Report all lines holding "this".

---

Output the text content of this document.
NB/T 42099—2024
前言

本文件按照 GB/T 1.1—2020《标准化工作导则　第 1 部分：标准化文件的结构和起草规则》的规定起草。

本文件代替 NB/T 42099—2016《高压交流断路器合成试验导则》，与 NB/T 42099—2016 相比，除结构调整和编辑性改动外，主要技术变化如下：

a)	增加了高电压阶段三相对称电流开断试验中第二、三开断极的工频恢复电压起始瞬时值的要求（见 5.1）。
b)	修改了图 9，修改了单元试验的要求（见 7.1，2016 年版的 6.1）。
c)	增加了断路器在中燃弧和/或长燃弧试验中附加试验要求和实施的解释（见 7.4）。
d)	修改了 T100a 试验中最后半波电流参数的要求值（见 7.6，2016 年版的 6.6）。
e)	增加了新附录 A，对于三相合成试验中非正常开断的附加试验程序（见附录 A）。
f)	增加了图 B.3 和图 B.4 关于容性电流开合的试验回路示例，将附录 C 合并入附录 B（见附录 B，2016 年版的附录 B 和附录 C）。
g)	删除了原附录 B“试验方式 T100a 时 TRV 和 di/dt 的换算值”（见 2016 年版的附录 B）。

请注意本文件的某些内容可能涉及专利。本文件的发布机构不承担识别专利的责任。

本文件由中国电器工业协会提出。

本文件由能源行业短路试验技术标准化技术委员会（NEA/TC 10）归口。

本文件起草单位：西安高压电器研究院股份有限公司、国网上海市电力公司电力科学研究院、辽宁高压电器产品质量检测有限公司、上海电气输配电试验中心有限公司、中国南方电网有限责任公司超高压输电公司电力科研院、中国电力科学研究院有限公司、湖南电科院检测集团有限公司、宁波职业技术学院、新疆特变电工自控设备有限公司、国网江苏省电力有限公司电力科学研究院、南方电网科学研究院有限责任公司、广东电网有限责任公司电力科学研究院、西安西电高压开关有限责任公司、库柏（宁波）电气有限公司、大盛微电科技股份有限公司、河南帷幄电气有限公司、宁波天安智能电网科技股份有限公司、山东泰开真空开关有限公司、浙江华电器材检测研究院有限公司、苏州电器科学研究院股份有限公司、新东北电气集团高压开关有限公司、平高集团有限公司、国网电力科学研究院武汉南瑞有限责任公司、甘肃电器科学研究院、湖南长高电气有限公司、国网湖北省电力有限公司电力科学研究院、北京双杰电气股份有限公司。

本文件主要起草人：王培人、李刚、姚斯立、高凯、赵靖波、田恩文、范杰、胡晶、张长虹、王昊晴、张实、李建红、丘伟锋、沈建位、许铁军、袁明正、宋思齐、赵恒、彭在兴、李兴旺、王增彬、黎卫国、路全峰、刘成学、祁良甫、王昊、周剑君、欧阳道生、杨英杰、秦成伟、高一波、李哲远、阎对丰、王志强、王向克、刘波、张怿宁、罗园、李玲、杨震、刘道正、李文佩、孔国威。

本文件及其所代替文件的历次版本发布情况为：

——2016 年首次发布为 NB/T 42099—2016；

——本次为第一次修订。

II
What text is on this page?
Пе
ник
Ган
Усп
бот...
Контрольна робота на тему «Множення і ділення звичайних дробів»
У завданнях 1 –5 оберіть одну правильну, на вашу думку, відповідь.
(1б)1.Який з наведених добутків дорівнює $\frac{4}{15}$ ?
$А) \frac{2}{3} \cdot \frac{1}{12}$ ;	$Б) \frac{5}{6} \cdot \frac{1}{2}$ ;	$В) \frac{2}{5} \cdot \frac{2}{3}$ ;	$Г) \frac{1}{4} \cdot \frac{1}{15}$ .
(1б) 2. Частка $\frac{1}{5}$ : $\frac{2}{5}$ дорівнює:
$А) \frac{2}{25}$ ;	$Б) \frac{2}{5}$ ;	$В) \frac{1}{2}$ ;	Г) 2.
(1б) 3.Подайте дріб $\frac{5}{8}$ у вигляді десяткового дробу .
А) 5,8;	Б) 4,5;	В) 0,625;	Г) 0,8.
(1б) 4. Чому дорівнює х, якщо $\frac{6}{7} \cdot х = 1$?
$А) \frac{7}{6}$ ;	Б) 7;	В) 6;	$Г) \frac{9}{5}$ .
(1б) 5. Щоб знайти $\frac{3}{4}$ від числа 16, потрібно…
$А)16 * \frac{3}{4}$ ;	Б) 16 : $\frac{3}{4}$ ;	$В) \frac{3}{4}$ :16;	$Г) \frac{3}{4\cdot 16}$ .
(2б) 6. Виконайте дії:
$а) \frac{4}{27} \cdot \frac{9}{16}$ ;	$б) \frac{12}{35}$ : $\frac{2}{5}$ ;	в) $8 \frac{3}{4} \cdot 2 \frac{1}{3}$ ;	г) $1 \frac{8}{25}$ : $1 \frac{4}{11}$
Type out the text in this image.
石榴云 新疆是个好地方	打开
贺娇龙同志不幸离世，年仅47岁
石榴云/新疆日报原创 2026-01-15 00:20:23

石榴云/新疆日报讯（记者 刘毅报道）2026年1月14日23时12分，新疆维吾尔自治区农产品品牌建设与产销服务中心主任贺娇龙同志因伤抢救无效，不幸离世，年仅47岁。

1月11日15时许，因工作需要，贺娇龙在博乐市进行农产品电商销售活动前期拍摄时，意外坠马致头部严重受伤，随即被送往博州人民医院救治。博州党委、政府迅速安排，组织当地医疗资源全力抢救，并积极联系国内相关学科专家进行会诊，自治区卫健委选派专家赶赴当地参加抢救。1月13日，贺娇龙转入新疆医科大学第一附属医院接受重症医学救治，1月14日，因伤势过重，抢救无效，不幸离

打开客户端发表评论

---

#### The solution:
Output the text content of this document.
What text is on this page?
Type out the text in this image.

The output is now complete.